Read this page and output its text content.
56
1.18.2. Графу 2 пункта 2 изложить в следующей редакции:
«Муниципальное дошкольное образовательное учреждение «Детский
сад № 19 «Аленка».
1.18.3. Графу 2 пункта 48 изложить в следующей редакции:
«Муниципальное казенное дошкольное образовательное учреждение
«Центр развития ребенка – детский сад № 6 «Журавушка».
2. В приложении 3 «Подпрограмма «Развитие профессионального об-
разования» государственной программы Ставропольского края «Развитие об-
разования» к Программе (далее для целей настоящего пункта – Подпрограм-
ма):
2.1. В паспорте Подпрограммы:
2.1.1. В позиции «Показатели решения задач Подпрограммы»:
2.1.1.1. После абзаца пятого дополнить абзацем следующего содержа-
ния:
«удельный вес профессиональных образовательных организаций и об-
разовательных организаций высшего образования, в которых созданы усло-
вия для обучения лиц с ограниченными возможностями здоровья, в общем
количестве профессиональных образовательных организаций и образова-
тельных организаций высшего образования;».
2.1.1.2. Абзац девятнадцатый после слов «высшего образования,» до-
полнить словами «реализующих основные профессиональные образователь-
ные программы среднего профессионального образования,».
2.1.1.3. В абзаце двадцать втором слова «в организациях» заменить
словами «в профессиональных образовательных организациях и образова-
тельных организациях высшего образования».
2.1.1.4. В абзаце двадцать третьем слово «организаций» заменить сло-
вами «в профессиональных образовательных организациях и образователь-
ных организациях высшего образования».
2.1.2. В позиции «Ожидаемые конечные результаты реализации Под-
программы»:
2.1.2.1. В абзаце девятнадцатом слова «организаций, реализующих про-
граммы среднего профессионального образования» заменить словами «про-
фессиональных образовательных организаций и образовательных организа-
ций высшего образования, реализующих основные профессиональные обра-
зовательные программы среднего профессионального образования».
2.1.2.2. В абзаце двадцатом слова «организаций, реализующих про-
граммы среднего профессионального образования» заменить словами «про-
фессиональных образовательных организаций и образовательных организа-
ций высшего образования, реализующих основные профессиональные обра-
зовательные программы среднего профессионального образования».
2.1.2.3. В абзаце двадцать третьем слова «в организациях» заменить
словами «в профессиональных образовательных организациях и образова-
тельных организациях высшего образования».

• _What needs to be done_
Go through the material above and count the lines that contain "образовательных"; give that number alone.

• _Full answer_
7